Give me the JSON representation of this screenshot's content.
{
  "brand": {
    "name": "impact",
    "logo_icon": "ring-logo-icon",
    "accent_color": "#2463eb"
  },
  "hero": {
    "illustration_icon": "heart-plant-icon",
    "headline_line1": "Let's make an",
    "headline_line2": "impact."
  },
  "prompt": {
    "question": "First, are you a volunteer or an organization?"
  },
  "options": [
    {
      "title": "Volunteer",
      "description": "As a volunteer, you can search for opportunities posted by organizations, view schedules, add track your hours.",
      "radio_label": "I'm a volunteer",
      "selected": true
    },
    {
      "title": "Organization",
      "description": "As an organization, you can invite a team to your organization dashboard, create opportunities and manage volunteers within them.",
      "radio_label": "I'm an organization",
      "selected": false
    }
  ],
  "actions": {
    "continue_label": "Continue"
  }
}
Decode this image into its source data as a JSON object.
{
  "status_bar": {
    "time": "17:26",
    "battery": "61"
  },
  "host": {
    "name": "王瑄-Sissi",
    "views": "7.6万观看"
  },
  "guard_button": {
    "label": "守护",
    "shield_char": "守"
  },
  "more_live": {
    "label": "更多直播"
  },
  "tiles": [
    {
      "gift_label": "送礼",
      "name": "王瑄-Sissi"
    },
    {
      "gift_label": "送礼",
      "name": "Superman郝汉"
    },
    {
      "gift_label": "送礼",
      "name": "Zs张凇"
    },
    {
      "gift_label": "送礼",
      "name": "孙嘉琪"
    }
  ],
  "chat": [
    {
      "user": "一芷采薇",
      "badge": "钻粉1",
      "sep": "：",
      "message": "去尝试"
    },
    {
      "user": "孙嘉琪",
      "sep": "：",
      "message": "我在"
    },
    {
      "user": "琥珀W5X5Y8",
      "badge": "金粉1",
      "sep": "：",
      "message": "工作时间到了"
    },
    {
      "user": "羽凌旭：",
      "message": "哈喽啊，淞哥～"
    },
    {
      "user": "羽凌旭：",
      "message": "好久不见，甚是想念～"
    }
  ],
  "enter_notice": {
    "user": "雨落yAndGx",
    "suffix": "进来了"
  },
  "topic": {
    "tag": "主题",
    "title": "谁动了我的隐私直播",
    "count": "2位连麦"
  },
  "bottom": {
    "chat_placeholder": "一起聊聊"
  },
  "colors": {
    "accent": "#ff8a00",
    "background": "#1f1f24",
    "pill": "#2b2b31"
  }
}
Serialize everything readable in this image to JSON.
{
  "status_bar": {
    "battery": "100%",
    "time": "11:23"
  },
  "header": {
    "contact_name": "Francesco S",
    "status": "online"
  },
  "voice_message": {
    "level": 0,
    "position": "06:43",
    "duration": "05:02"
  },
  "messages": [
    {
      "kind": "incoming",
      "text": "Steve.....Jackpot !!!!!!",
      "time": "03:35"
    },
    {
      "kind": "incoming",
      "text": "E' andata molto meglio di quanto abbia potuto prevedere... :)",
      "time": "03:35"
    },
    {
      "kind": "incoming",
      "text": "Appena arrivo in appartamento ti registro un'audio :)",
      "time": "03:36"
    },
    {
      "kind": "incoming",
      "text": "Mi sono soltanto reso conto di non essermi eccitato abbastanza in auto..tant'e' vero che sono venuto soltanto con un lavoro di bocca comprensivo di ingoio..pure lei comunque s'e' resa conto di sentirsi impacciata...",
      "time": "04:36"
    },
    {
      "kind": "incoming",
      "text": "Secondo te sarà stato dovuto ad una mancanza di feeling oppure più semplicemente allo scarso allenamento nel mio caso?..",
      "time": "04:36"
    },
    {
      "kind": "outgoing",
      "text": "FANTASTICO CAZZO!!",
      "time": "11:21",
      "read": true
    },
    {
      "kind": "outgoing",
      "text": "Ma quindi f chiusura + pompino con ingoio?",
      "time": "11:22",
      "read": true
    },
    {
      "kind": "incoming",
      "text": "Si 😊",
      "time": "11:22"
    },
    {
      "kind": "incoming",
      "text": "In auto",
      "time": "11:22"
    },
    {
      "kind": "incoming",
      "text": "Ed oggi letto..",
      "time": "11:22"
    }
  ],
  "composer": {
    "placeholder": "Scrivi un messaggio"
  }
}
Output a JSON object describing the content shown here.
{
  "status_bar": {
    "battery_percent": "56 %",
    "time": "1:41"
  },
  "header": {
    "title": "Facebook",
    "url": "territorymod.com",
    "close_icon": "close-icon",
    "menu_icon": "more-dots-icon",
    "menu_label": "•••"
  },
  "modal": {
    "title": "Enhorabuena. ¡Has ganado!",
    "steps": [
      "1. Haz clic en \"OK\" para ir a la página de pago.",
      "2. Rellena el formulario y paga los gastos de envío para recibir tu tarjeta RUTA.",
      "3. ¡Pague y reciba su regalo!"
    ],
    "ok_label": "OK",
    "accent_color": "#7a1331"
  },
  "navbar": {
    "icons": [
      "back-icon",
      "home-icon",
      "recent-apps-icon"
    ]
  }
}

■ WHAT IS REQUIRED:
Reproduce each entry word for word.

■ EXPECTED OUTPUT:
Give me the JSON representation of this screenshot's content.
{
  "brand": {
    "name": "impact",
    "logo_icon": "ring-logo-icon",
    "accent_color": "#2463eb"
  },
  "hero": {
    "illustration_icon": "heart-plant-icon",
    "headline_line1": "Let's make an",
    "headline_line2": "impact."
  },
  "prompt": {
    "question": "First, are you a volunteer or an organization?"
  },
  "options": [
    {
      "title": "Volunteer",
      "description": "As a volunteer, you can search for opportunities posted by organizations, view schedules, add track your hours.",
      "radio_label": "I'm a volunteer",
      "selected": true
    },
    {
      "title": "Organization",
      "description": "As an organization, you can invite a team to your organization dashboard, create opportunities and manage volunteers within them.",
      "radio_label": "I'm an organization",
      "selected": false
    }
  ],
  "actions": {
    "continue_label": "Continue"
  }
}
Decode this image into its source data as a JSON object.
{
  "status_bar": {
    "time": "17:26",
    "battery": "61"
  },
  "host": {
    "name": "王瑄-Sissi",
    "views": "7.6万观看"
  },
  "guard_button": {
    "label": "守护",
    "shield_char": "守"
  },
  "more_live": {
    "label": "更多直播"
  },
  "tiles": [
    {
      "gift_label": "送礼",
      "name": "王瑄-Sissi"
    },
    {
      "gift_label": "送礼",
      "name": "Superman郝汉"
    },
    {
      "gift_label": "送礼",
      "name": "Zs张凇"
    },
    {
      "gift_label": "送礼",
      "name": "孙嘉琪"
    }
  ],
  "chat": [
    {
      "user": "一芷采薇",
      "badge": "钻粉1",
      "sep": "：",
      "message": "去尝试"
    },
    {
      "user": "孙嘉琪",
      "sep": "：",
      "message": "我在"
    },
    {
      "user": "琥珀W5X5Y8",
      "badge": "金粉1",
      "sep": "：",
      "message": "工作时间到了"
    },
    {
      "user": "羽凌旭：",
      "message": "哈喽啊，淞哥～"
    },
    {
      "user": "羽凌旭：",
      "message": "好久不见，甚是想念～"
    }
  ],
  "enter_notice": {
    "user": "雨落yAndGx",
    "suffix": "进来了"
  },
  "topic": {
    "tag": "主题",
    "title": "谁动了我的隐私直播",
    "count": "2位连麦"
  },
  "bottom": {
    "chat_placeholder": "一起聊聊"
  },
  "colors": {
    "accent": "#ff8a00",
    "background": "#1f1f24",
    "pill": "#2b2b31"
  }
}
Serialize everything readable in this image to JSON.
{
  "status_bar": {
    "battery": "100%",
    "time": "11:23"
  },
  "header": {
    "contact_name": "Francesco S",
    "status": "online"
  },
  "voice_message": {
    "level": 0,
    "position": "06:43",
    "duration": "05:02"
  },
  "messages": [
    {
      "kind": "incoming",
      "text": "Steve.....Jackpot !!!!!!",
      "time": "03:35"
    },
    {
      "kind": "incoming",
      "text": "E' andata molto meglio di quanto abbia potuto prevedere... :)",
      "time": "03:35"
    },
    {
      "kind": "incoming",
      "text": "Appena arrivo in appartamento ti registro un'audio :)",
      "time": "03:36"
    },
    {
      "kind": "incoming",
      "text": "Mi sono soltanto reso conto di non essermi eccitato abbastanza in auto..tant'e' vero che sono venuto soltanto con un lavoro di bocca comprensivo di ingoio..pure lei comunque s'e' resa conto di sentirsi impacciata...",
      "time": "04:36"
    },
    {
      "kind": "incoming",
      "text": "Secondo te sarà stato dovuto ad una mancanza di feeling oppure più semplicemente allo scarso allenamento nel mio caso?..",
      "time": "04:36"
    },
    {
      "kind": "outgoing",
      "text": "FANTASTICO CAZZO!!",
      "time": "11:21",
      "read": true
    },
    {
      "kind": "outgoing",
      "text": "Ma quindi f chiusura + pompino con ingoio?",
      "time": "11:22",
      "read": true
    },
    {
      "kind": "incoming",
      "text": "Si 😊",
      "time": "11:22"
    },
    {
      "kind": "incoming",
      "text": "In auto",
      "time": "11:22"
    },
    {
      "kind": "incoming",
      "text": "Ed oggi letto..",
      "time": "11:22"
    }
  ],
  "composer": {
    "placeholder": "Scrivi un messaggio"
  }
}
Output a JSON object describing the content shown here.
{
  "status_bar": {
    "battery_percent": "56 %",
    "time": "1:41"
  },
  "header": {
    "title": "Facebook",
    "url": "territorymod.com",
    "close_icon": "close-icon",
    "menu_icon": "more-dots-icon",
    "menu_label": "•••"
  },
  "modal": {
    "title": "Enhorabuena. ¡Has ganado!",
    "steps": [
      "1. Haz clic en \"OK\" para ir a la página de pago.",
      "2. Rellena el formulario y paga los gastos de envío para recibir tu tarjeta RUTA.",
      "3. ¡Pague y reciba su regalo!"
    ],
    "ok_label": "OK",
    "accent_color": "#7a1331"
  },
  "navbar": {
    "icons": [
      "back-icon",
      "home-icon",
      "recent-apps-icon"
    ]
  }
}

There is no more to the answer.